> _SET TASK_
Pull out each line of the data that includes the word "this".

> _ENTRIES PROVIDED_
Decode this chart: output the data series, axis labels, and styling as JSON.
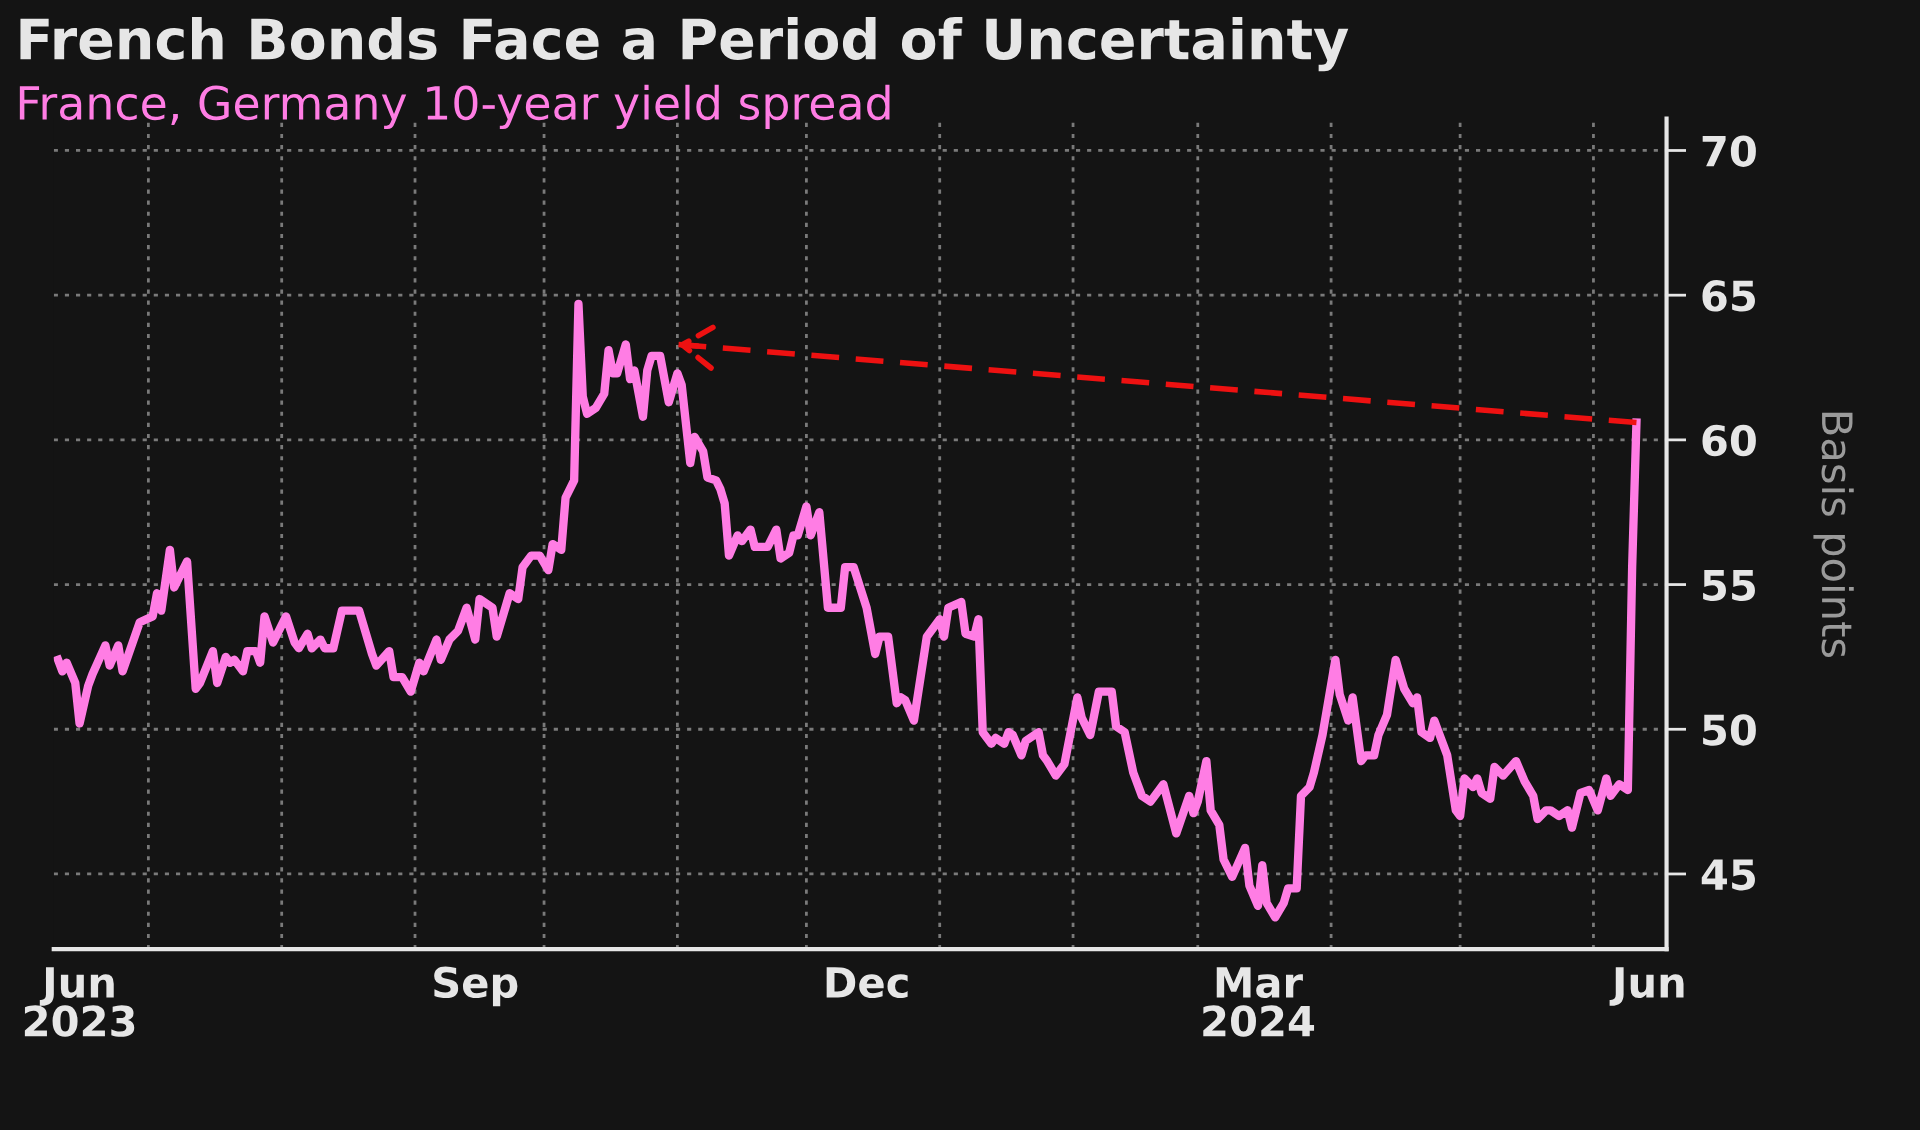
{
  "chart_data": {
    "type": "line",
    "title": "French Bonds Face a Period of Uncertainty",
    "subtitle": "France, Germany 10-year yield spread",
    "ylabel": "Basis points",
    "xlim": [
      "2023-06-09",
      "2024-06-18"
    ],
    "xticks": [
      {
        "value": "2023-06-15",
        "label": "Jun\n2023"
      },
      {
        "value": "2023-07-01",
        "label": null
      },
      {
        "value": "2023-08-01",
        "label": null
      },
      {
        "value": "2023-09-01",
        "label": null
      },
      {
        "value": "2023-09-15",
        "label": "Sep"
      },
      {
        "value": "2023-10-01",
        "label": null
      },
      {
        "value": "2023-11-01",
        "label": null
      },
      {
        "value": "2023-12-01",
        "label": null
      },
      {
        "value": "2023-12-15",
        "label": "Dec"
      },
      {
        "value": "2024-01-01",
        "label": null
      },
      {
        "value": "2024-02-01",
        "label": null
      },
      {
        "value": "2024-03-01",
        "label": null
      },
      {
        "value": "2024-03-15",
        "label": "Mar\n2024"
      },
      {
        "value": "2024-04-01",
        "label": null
      },
      {
        "value": "2024-05-01",
        "label": null
      },
      {
        "value": "2024-06-01",
        "label": null
      },
      {
        "value": "2024-06-14",
        "label": "Jun"
      }
    ],
    "ylim": [
      42.4,
      71.1
    ],
    "yticks": [
      45,
      50,
      55,
      60,
      65,
      70
    ],
    "grid": true,
    "line_style": "solid",
    "series": [
      {
        "color": "#ff7de4",
        "x": [
          "2023-06-10",
          "2023-06-11",
          "2023-06-12",
          "2023-06-14",
          "2023-06-15",
          "2023-06-17",
          "2023-06-18",
          "2023-06-21",
          "2023-06-22",
          "2023-06-24",
          "2023-06-25",
          "2023-06-29",
          "2023-07-02",
          "2023-07-03",
          "2023-07-04",
          "2023-07-06",
          "2023-07-07",
          "2023-07-10",
          "2023-07-12",
          "2023-07-13",
          "2023-07-16",
          "2023-07-17",
          "2023-07-19",
          "2023-07-20",
          "2023-07-21",
          "2023-07-23",
          "2023-07-24",
          "2023-07-26",
          "2023-07-27",
          "2023-07-28",
          "2023-07-30",
          "2023-08-02",
          "2023-08-04",
          "2023-08-05",
          "2023-08-07",
          "2023-08-08",
          "2023-08-10",
          "2023-08-11",
          "2023-08-13",
          "2023-08-15",
          "2023-08-19",
          "2023-08-22",
          "2023-08-23",
          "2023-08-26",
          "2023-08-27",
          "2023-08-29",
          "2023-08-31",
          "2023-09-02",
          "2023-09-03",
          "2023-09-06",
          "2023-09-07",
          "2023-09-09",
          "2023-09-11",
          "2023-09-13",
          "2023-09-15",
          "2023-09-16",
          "2023-09-19",
          "2023-09-20",
          "2023-09-23",
          "2023-09-25",
          "2023-09-26",
          "2023-09-28",
          "2023-09-30",
          "2023-10-02",
          "2023-10-03",
          "2023-10-05",
          "2023-10-06",
          "2023-10-08",
          "2023-10-09",
          "2023-10-10",
          "2023-10-11",
          "2023-10-13",
          "2023-10-15",
          "2023-10-16",
          "2023-10-17",
          "2023-10-18",
          "2023-10-20",
          "2023-10-21",
          "2023-10-22",
          "2023-10-24",
          "2023-10-25",
          "2023-10-26",
          "2023-10-28",
          "2023-10-30",
          "2023-11-01",
          "2023-11-02",
          "2023-11-04",
          "2023-11-05",
          "2023-11-07",
          "2023-11-08",
          "2023-11-10",
          "2023-11-11",
          "2023-11-12",
          "2023-11-13",
          "2023-11-15",
          "2023-11-16",
          "2023-11-18",
          "2023-11-19",
          "2023-11-22",
          "2023-11-24",
          "2023-11-25",
          "2023-11-27",
          "2023-11-28",
          "2023-11-29",
          "2023-12-01",
          "2023-12-02",
          "2023-12-04",
          "2023-12-06",
          "2023-12-09",
          "2023-12-10",
          "2023-12-12",
          "2023-12-15",
          "2023-12-17",
          "2023-12-18",
          "2023-12-20",
          "2023-12-22",
          "2023-12-23",
          "2023-12-24",
          "2023-12-26",
          "2023-12-29",
          "2024-01-01",
          "2024-01-02",
          "2024-01-03",
          "2024-01-06",
          "2024-01-07",
          "2024-01-09",
          "2024-01-10",
          "2024-01-11",
          "2024-01-13",
          "2024-01-14",
          "2024-01-16",
          "2024-01-17",
          "2024-01-18",
          "2024-01-20",
          "2024-01-21",
          "2024-01-24",
          "2024-01-25",
          "2024-01-26",
          "2024-01-28",
          "2024-01-30",
          "2024-02-02",
          "2024-02-03",
          "2024-02-05",
          "2024-02-07",
          "2024-02-10",
          "2024-02-11",
          "2024-02-13",
          "2024-02-15",
          "2024-02-17",
          "2024-02-19",
          "2024-02-22",
          "2024-02-25",
          "2024-02-28",
          "2024-02-29",
          "2024-03-01",
          "2024-03-03",
          "2024-03-04",
          "2024-03-06",
          "2024-03-07",
          "2024-03-09",
          "2024-03-12",
          "2024-03-13",
          "2024-03-15",
          "2024-03-16",
          "2024-03-17",
          "2024-03-19",
          "2024-03-21",
          "2024-03-22",
          "2024-03-24",
          "2024-03-25",
          "2024-03-27",
          "2024-03-28",
          "2024-03-30",
          "2024-04-02",
          "2024-04-03",
          "2024-04-05",
          "2024-04-06",
          "2024-04-08",
          "2024-04-09",
          "2024-04-11",
          "2024-04-12",
          "2024-04-14",
          "2024-04-16",
          "2024-04-18",
          "2024-04-20",
          "2024-04-21",
          "2024-04-22",
          "2024-04-24",
          "2024-04-25",
          "2024-04-27",
          "2024-04-28",
          "2024-04-30",
          "2024-05-01",
          "2024-05-02",
          "2024-05-04",
          "2024-05-05",
          "2024-05-06",
          "2024-05-08",
          "2024-05-09",
          "2024-05-11",
          "2024-05-14",
          "2024-05-16",
          "2024-05-18",
          "2024-05-19",
          "2024-05-21",
          "2024-05-22",
          "2024-05-24",
          "2024-05-26",
          "2024-05-27",
          "2024-05-29",
          "2024-05-31",
          "2024-06-02",
          "2024-06-04",
          "2024-06-05",
          "2024-06-07",
          "2024-06-09",
          "2024-06-10",
          "2024-06-11"
        ],
        "values": [
          52.4,
          52.0,
          52.3,
          51.6,
          50.2,
          51.5,
          51.9,
          52.9,
          52.2,
          52.9,
          52.0,
          53.7,
          53.9,
          54.7,
          54.1,
          56.2,
          54.9,
          55.8,
          51.4,
          51.6,
          52.7,
          51.6,
          52.5,
          52.3,
          52.4,
          52.0,
          52.7,
          52.7,
          52.3,
          53.9,
          53.0,
          53.9,
          53.0,
          52.8,
          53.3,
          52.8,
          53.1,
          52.8,
          52.8,
          54.1,
          54.1,
          52.6,
          52.2,
          52.7,
          51.8,
          51.8,
          51.3,
          52.3,
          52.0,
          53.1,
          52.4,
          53.1,
          53.4,
          54.2,
          53.1,
          54.5,
          54.2,
          53.2,
          54.7,
          54.5,
          55.6,
          56.0,
          56.0,
          55.5,
          56.4,
          56.2,
          58.0,
          58.6,
          64.7,
          61.5,
          60.9,
          61.1,
          61.6,
          63.1,
          62.3,
          62.3,
          63.3,
          62.1,
          62.4,
          60.8,
          62.4,
          62.9,
          62.9,
          61.3,
          62.3,
          61.9,
          59.2,
          60.1,
          59.6,
          58.7,
          58.6,
          58.3,
          57.8,
          56.0,
          56.7,
          56.5,
          56.9,
          56.3,
          56.3,
          56.9,
          55.9,
          56.1,
          56.7,
          56.7,
          57.7,
          56.7,
          57.5,
          54.2,
          54.2,
          55.6,
          55.6,
          54.2,
          52.6,
          53.2,
          53.2,
          50.9,
          51.1,
          51.0,
          50.3,
          53.2,
          53.8,
          53.2,
          54.2,
          54.4,
          53.3,
          53.2,
          53.8,
          49.9,
          49.5,
          49.7,
          49.5,
          49.9,
          49.8,
          49.1,
          49.6,
          49.9,
          49.1,
          48.9,
          48.4,
          48.8,
          51.1,
          50.4,
          49.8,
          51.3,
          51.3,
          50.1,
          49.9,
          48.5,
          47.7,
          47.5,
          48.1,
          46.4,
          47.7,
          47.1,
          47.5,
          48.9,
          47.2,
          46.7,
          45.5,
          44.9,
          45.9,
          44.6,
          43.9,
          45.3,
          44.0,
          43.5,
          44.0,
          44.5,
          44.5,
          47.7,
          48.0,
          48.5,
          49.8,
          52.4,
          51.2,
          50.3,
          51.1,
          48.9,
          49.1,
          49.1,
          49.8,
          50.5,
          52.4,
          51.4,
          50.9,
          51.1,
          49.9,
          49.7,
          50.3,
          49.5,
          49.1,
          47.2,
          47.0,
          48.3,
          48.0,
          48.3,
          47.8,
          47.6,
          48.7,
          48.4,
          48.9,
          48.2,
          47.7,
          46.9,
          47.2,
          47.2,
          47.0,
          47.2,
          46.6,
          47.8,
          47.9,
          47.2,
          48.3,
          47.7,
          48.1,
          47.9,
          55.6,
          60.6
        ]
      },
      {
        "type": "line",
        "color": "#ee1111",
        "line_style": "dashed",
        "x": [
          "2024-06-11",
          "2023-11-01"
        ],
        "values": [
          60.6,
          63.3
        ]
      }
    ]
  }
}
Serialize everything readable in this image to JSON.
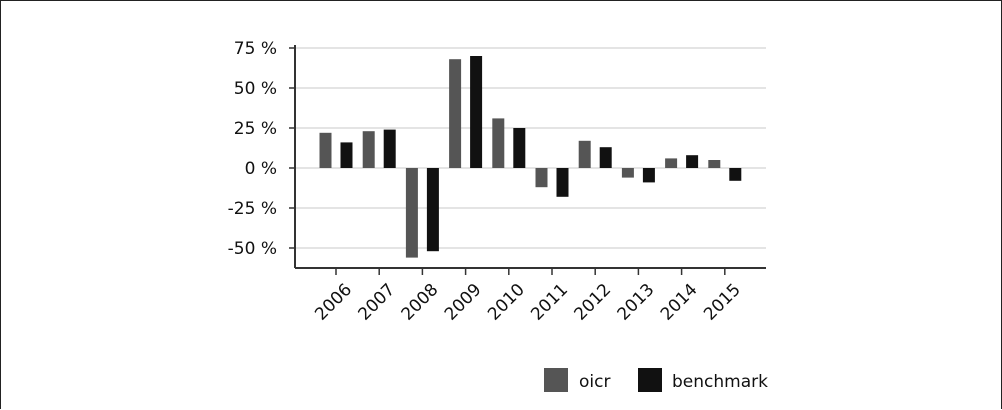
{
  "chart_data": {
    "type": "bar",
    "title": "",
    "xlabel": "",
    "ylabel": "",
    "categories": [
      "2006",
      "2007",
      "2008",
      "2009",
      "2010",
      "2011",
      "2012",
      "2013",
      "2014",
      "2015"
    ],
    "series": [
      {
        "name": "oicr",
        "color": "#555555",
        "values": [
          22,
          23,
          -56,
          68,
          31,
          -12,
          17,
          -6,
          6,
          5
        ]
      },
      {
        "name": "benchmark",
        "color": "#111111",
        "values": [
          16,
          24,
          -52,
          70,
          25,
          -18,
          13,
          -9,
          8,
          -8
        ]
      }
    ],
    "y_ticks": [
      75,
      50,
      25,
      0,
      -25,
      -50
    ],
    "y_tick_labels": [
      "75 %",
      "50 %",
      "25 %",
      "0 %",
      "-25 %",
      "-50 %"
    ],
    "ylim": [
      -62,
      77
    ],
    "grid": true,
    "legend": "bottom-right"
  }
}
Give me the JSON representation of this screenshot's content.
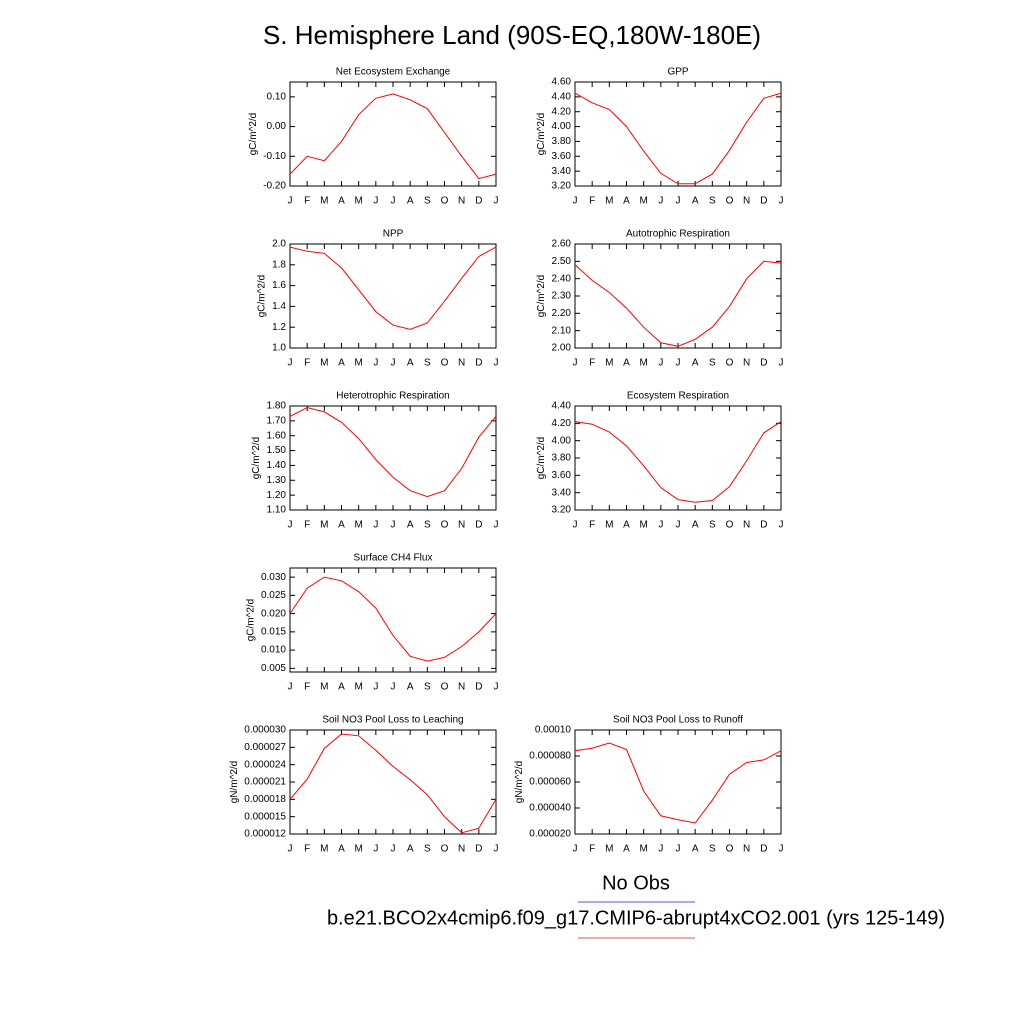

> _WRITTEN RESPONSE_
Decode this chart: output the data series, axis labels, and styling as JSON.
Serialize everything readable in this image to JSON.
Give me the JSON representation of this screenshot's content.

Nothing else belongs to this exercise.